═══ ИСХОДНЫЕ ДАННЫЕ

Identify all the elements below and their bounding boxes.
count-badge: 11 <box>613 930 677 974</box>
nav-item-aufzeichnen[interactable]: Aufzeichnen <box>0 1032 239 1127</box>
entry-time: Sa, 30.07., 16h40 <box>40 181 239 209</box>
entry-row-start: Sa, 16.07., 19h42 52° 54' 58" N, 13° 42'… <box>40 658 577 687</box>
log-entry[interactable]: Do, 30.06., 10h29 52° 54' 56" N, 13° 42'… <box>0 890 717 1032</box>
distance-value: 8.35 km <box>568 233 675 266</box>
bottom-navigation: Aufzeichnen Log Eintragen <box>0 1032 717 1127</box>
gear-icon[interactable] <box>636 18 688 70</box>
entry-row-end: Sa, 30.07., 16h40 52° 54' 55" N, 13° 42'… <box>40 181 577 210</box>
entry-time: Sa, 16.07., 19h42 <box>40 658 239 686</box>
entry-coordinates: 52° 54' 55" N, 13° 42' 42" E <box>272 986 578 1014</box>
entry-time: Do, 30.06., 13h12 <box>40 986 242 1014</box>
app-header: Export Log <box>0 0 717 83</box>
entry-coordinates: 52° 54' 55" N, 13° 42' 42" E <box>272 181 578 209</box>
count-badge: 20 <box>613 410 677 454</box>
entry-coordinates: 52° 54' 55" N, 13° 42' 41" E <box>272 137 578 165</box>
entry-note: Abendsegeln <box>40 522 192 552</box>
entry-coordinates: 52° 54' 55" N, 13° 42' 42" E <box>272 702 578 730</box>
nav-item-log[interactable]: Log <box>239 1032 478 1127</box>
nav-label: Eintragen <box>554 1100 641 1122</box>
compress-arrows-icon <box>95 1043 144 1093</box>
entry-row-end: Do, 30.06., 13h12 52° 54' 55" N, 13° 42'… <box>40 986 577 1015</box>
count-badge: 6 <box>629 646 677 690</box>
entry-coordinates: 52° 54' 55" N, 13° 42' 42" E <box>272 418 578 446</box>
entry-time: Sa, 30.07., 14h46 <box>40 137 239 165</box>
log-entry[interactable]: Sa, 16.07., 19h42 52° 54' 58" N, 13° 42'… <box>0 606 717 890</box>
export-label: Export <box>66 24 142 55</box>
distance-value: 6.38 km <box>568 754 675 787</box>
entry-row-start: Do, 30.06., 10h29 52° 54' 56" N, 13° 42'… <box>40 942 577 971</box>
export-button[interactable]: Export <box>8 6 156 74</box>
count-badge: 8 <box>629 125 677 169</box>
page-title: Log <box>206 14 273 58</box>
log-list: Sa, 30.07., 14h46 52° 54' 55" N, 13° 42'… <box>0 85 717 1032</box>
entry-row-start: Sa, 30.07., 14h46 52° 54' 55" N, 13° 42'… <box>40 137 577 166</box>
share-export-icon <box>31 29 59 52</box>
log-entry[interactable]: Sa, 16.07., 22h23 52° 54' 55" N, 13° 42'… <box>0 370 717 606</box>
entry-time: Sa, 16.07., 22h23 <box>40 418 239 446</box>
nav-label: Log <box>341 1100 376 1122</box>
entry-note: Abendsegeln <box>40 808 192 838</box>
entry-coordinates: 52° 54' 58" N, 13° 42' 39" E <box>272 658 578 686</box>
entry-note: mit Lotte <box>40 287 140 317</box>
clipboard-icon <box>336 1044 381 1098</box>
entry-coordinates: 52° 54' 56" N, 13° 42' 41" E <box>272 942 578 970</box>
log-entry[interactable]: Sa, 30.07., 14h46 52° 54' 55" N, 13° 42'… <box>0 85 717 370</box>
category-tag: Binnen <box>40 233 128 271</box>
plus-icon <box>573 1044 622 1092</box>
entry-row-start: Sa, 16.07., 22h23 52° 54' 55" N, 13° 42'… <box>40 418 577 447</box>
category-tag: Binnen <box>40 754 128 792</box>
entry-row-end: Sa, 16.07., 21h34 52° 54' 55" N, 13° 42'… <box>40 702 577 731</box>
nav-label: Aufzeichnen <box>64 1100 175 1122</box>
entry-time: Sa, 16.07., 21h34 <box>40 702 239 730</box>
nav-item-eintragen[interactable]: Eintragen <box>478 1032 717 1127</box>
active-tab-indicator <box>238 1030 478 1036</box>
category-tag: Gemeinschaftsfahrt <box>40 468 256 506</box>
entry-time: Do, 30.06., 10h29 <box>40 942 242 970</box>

══════

**ЗАДАНИЕ**.
Воспроизведите без изменений строки от начала записей до строки с "bottom-navigation: Aufzeichnen Log" включительно.

**РЕШЕНИЕ ЗАДАНИЯ**.
Identify all the elements below and their bounding boxes.
count-badge: 11 <box>613 930 677 974</box>
nav-item-aufzeichnen[interactable]: Aufzeichnen <box>0 1032 239 1127</box>
entry-time: Sa, 30.07., 16h40 <box>40 181 239 209</box>
entry-row-start: Sa, 16.07., 19h42 52° 54' 58" N, 13° 42'… <box>40 658 577 687</box>
log-entry[interactable]: Do, 30.06., 10h29 52° 54' 56" N, 13° 42'… <box>0 890 717 1032</box>
distance-value: 8.35 km <box>568 233 675 266</box>
bottom-navigation: Aufzeichnen Log Eintragen <box>0 1032 717 1127</box>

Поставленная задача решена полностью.